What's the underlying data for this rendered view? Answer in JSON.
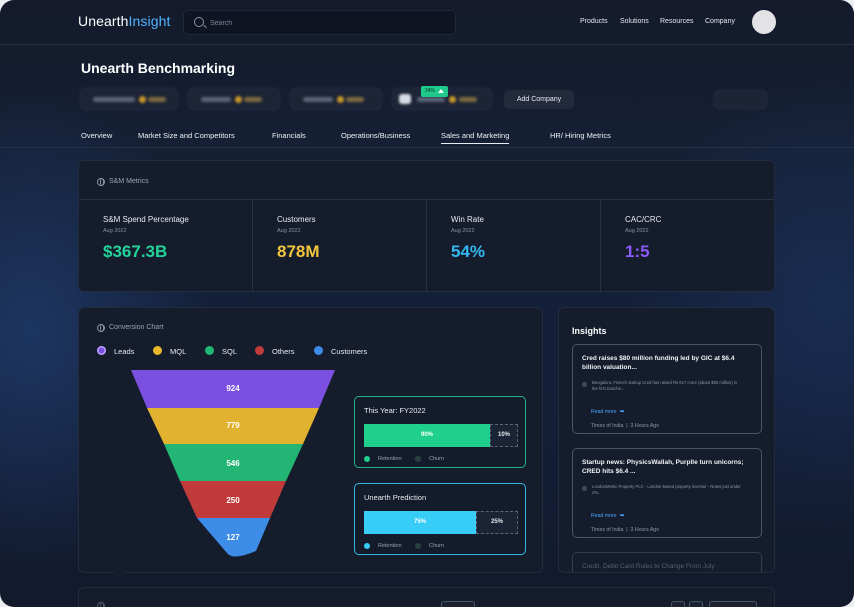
{
  "header": {
    "logo_primary": "Unearth",
    "logo_accent": "Insight",
    "search_placeholder": "Search",
    "nav": [
      "Products",
      "Solutions",
      "Resources",
      "Company"
    ]
  },
  "page": {
    "title": "Unearth Benchmarking",
    "add_company_label": "Add Company",
    "tabs": [
      "Overview",
      "Market Size and Competitors",
      "Financials",
      "Operations/Business",
      "Sales and Marketing",
      "HR/ Hiring Metrics"
    ],
    "active_tab": "Sales and Marketing"
  },
  "sm_metrics": {
    "title": "S&M Metrics",
    "items": [
      {
        "label": "S&M Spend Percentage",
        "date": "Aug 2022",
        "value": "$367.3B",
        "color": "#22d49a"
      },
      {
        "label": "Customers",
        "date": "Aug 2022",
        "value": "878M",
        "color": "#f2c53d"
      },
      {
        "label": "Win Rate",
        "date": "Aug 2022",
        "value": "54%",
        "color": "#33b9f2",
        "badge": "24%"
      },
      {
        "label": "CAC/CRC",
        "date": "Aug 2022",
        "value": "1:5",
        "color": "#8b5cf6"
      }
    ]
  },
  "conversion": {
    "title": "Conversion Chart",
    "legend": [
      {
        "label": "Leads",
        "color": "#7b4fe0"
      },
      {
        "label": "MQL",
        "color": "#e9b72a"
      },
      {
        "label": "SQL",
        "color": "#22b574"
      },
      {
        "label": "Others",
        "color": "#c23b3b"
      },
      {
        "label": "Customers",
        "color": "#3d8de8"
      }
    ],
    "funnel_values": [
      "924",
      "779",
      "546",
      "250",
      "127"
    ],
    "this_year": {
      "title": "This Year: FY2022",
      "retention": "90%",
      "churn": "10%",
      "retention_fraction": 0.82,
      "legend_retention": "Retention",
      "legend_churn": "Churn"
    },
    "prediction": {
      "title": "Unearth Prediction",
      "retention": "75%",
      "churn": "25%",
      "retention_fraction": 0.73,
      "legend_retention": "Retention",
      "legend_churn": "Churn"
    }
  },
  "insights": {
    "title": "Insights",
    "news": [
      {
        "title": "Cred raises $80 million funding led by GIC at $6.4 billion valuation...",
        "body": "Bengaluru: Fintech startup Cred has raised Rs 617 crore (about $80 million) in the first tranche...",
        "read_more": "Read more",
        "source": "Times of India",
        "time": "3 Hours Ago"
      },
      {
        "title": "Startup news: PhysicsWallah, Purplle turn unicorns; CRED hits $6.4 ...",
        "body": "LondonMetric Property PLC - London-based property investor - Notes just under 2%...",
        "read_more": "Read more",
        "source": "Times of India",
        "time": "3 Hours Ago"
      },
      {
        "title": "Credit, Debit Card Rules to Change From July"
      }
    ]
  }
}
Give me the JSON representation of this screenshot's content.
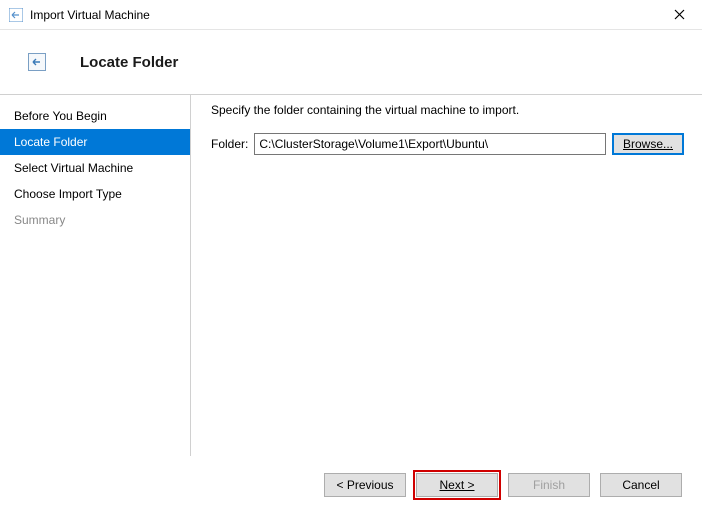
{
  "window": {
    "title": "Import Virtual Machine"
  },
  "header": {
    "title": "Locate Folder"
  },
  "sidebar": {
    "items": [
      {
        "label": "Before You Begin",
        "selected": false,
        "disabled": false
      },
      {
        "label": "Locate Folder",
        "selected": true,
        "disabled": false
      },
      {
        "label": "Select Virtual Machine",
        "selected": false,
        "disabled": false
      },
      {
        "label": "Choose Import Type",
        "selected": false,
        "disabled": false
      },
      {
        "label": "Summary",
        "selected": false,
        "disabled": true
      }
    ]
  },
  "main": {
    "instruction": "Specify the folder containing the virtual machine to import.",
    "folder_label": "Folder:",
    "folder_value": "C:\\ClusterStorage\\Volume1\\Export\\Ubuntu\\",
    "browse_label": "Browse..."
  },
  "buttons": {
    "previous": "< Previous",
    "next": "Next >",
    "finish": "Finish",
    "cancel": "Cancel"
  }
}
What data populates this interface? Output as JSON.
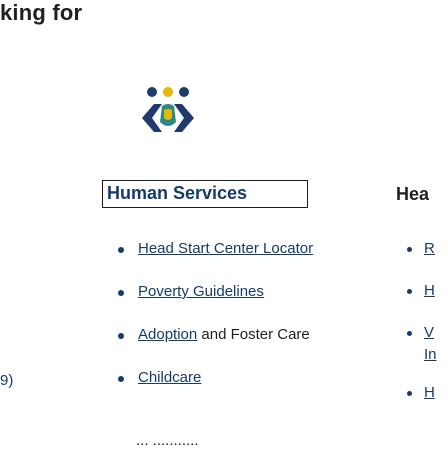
{
  "header": {
    "title": "king for"
  },
  "logo": {
    "name": "community-logo",
    "colors": {
      "navy": "#1f3a6b",
      "gold": "#e8b800",
      "teal": "#2a8a8a"
    }
  },
  "service_select": {
    "selected": "Human Services"
  },
  "links": [
    {
      "label": "Head Start Center Locator"
    },
    {
      "label": "Poverty Guidelines"
    },
    {
      "label_link": "Adoption",
      "label_rest": " and Foster Care"
    },
    {
      "label": "Childcare"
    }
  ],
  "right_column": {
    "heading": "Hea",
    "items": [
      {
        "label": "R"
      },
      {
        "label": "H"
      },
      {
        "label": "V",
        "extra": "In"
      },
      {
        "label": "H"
      }
    ]
  },
  "left_fragment": "9)",
  "bottom_fragment": "... ..........."
}
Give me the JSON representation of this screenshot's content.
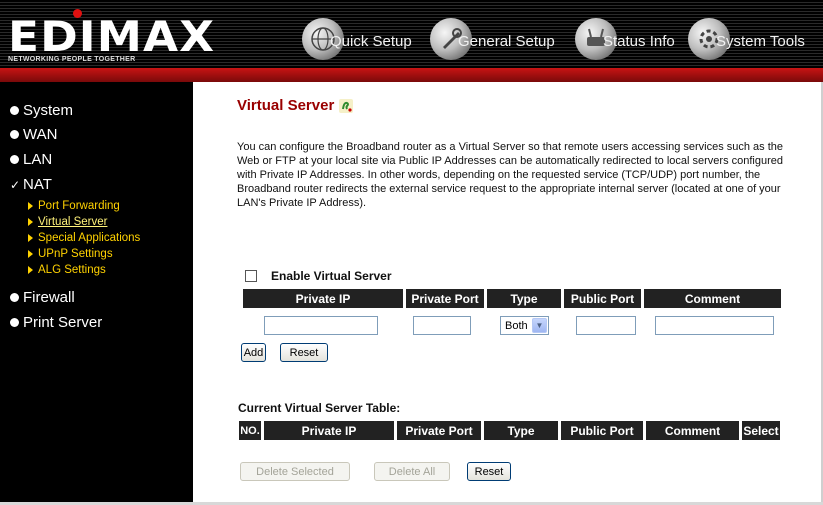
{
  "brand": {
    "logo_text": "EDIMAX",
    "tagline": "NETWORKING PEOPLE TOGETHER",
    "accent_color": "#cc1111"
  },
  "top_nav": [
    {
      "label": "Quick Setup",
      "icon": "globe-icon"
    },
    {
      "label": "General Setup",
      "icon": "tools-icon"
    },
    {
      "label": "Status Info",
      "icon": "router-icon"
    },
    {
      "label": "System Tools",
      "icon": "settings-icon"
    }
  ],
  "sidebar": {
    "main": [
      "System",
      "WAN",
      "LAN",
      "NAT",
      "Firewall",
      "Print Server"
    ],
    "nat_sub": [
      "Port Forwarding",
      "Virtual Server",
      "Special Applications",
      "UPnP Settings",
      "ALG Settings"
    ],
    "active_sub": "Virtual Server",
    "sub_color": "#ffd200"
  },
  "page": {
    "title": "Virtual Server",
    "title_color": "#990000",
    "description": "You can configure the Broadband router as a Virtual Server so that remote users accessing services such as the Web or FTP at your local site via Public IP Addresses can be automatically redirected to local servers configured with Private IP Addresses. In other words, depending on the requested service (TCP/UDP) port number, the Broadband router redirects the external service request to the appropriate internal server (located at one of your LAN's Private IP Address)."
  },
  "form": {
    "enable_label": "Enable Virtual Server",
    "enabled": false,
    "columns": [
      "Private IP",
      "Private Port",
      "Type",
      "Public Port",
      "Comment"
    ],
    "values": {
      "private_ip": "",
      "private_port": "",
      "type": "Both",
      "public_port": "",
      "comment": ""
    },
    "add_label": "Add",
    "reset_label": "Reset"
  },
  "table": {
    "heading": "Current Virtual Server Table:",
    "columns": [
      "NO.",
      "Private IP",
      "Private Port",
      "Type",
      "Public Port",
      "Comment",
      "Select"
    ],
    "rows": [],
    "delete_selected_label": "Delete Selected",
    "delete_all_label": "Delete All",
    "reset_label": "Reset"
  }
}
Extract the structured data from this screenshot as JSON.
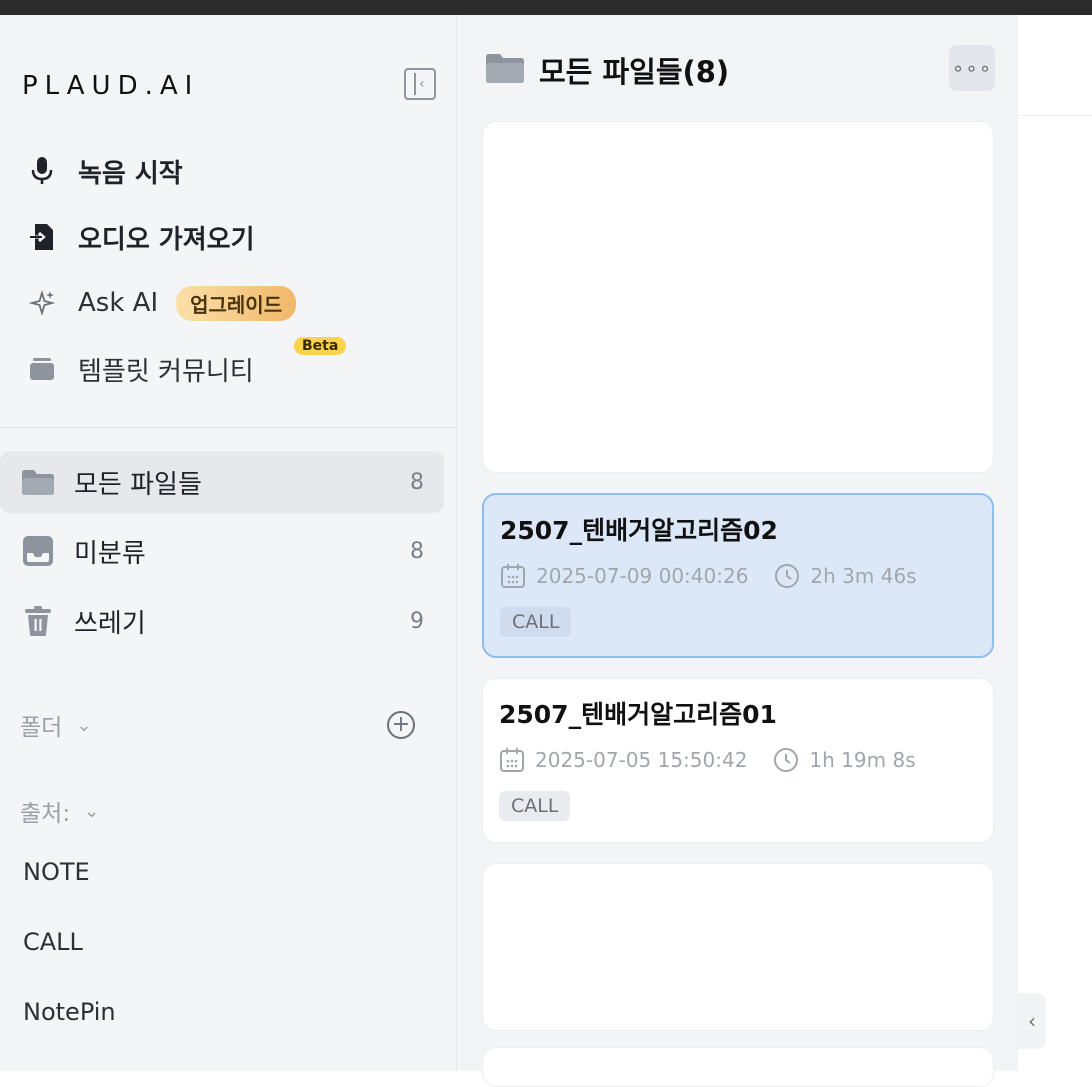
{
  "app": {
    "logo": "PLAUD.AI"
  },
  "sidebar": {
    "actions": [
      {
        "label": "녹음 시작",
        "icon": "microphone-icon"
      },
      {
        "label": "오디오 가져오기",
        "icon": "import-file-icon"
      },
      {
        "label": "Ask AI",
        "icon": "sparkle-icon",
        "badge": "업그레이드"
      },
      {
        "label": "템플릿 커뮤니티",
        "icon": "template-stack-icon",
        "badge": "Beta"
      }
    ],
    "nav": [
      {
        "label": "모든 파일들",
        "count": "8",
        "icon": "folder-icon",
        "active": true
      },
      {
        "label": "미분류",
        "count": "8",
        "icon": "inbox-icon"
      },
      {
        "label": "쓰레기",
        "count": "9",
        "icon": "trash-icon"
      }
    ],
    "folders_label": "폴더",
    "sources_label": "출처:",
    "sources": [
      "NOTE",
      "CALL",
      "NotePin"
    ]
  },
  "list": {
    "title": "모든 파일들(8)",
    "more_label": "∘∘∘",
    "cards": [
      {
        "title": "2507_텐배거알고리즘02",
        "date": "2025-07-09 00:40:26",
        "duration": "2h 3m 46s",
        "tag": "CALL",
        "selected": true
      },
      {
        "title": "2507_텐배거알고리즘01",
        "date": "2025-07-05 15:50:42",
        "duration": "1h 19m 8s",
        "tag": "CALL"
      }
    ]
  },
  "colors": {
    "accent": "#e4343a",
    "selected_bg": "#dce8f8",
    "selected_border": "#8fbdf0",
    "badge_gold": "#f0b86a",
    "beta_yellow": "#fcd34d"
  }
}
:::
§ **Aim of the task**: Filter out every line that lacks the word "Marketing", and copy the rest.

§ **Response to the task**:
      "Sales and Marketing",
    "active_tab": "Sales and Marketing"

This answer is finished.